The entries below are to be written out again without alteration.

[DATA LINES start]

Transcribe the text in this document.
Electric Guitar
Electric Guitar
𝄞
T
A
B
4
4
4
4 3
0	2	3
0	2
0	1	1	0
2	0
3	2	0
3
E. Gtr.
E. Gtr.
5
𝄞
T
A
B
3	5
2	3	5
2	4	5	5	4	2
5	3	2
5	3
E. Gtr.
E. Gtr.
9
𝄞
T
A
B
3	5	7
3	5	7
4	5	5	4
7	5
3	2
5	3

[DATA LINES end]

_RESPONSE FOR THIS EXERCISE_
Transcribe the text in this document.
Electric Guitar
Electric Guitar
𝄞
T
A
B
4
4
4
4 3
0	2	3
0	2
0	1	1	0
2	0
3	2	0
3
E. Gtr.
E. Gtr.
5
𝄞
T
A
B
3	5
2	3	5
2	4	5	5	4	2
5	3	2
5	3
E. Gtr.
E. Gtr.
9
𝄞
T
A
B
3	5	7
3	5	7
4	5	5	4
7	5
3	2
5	3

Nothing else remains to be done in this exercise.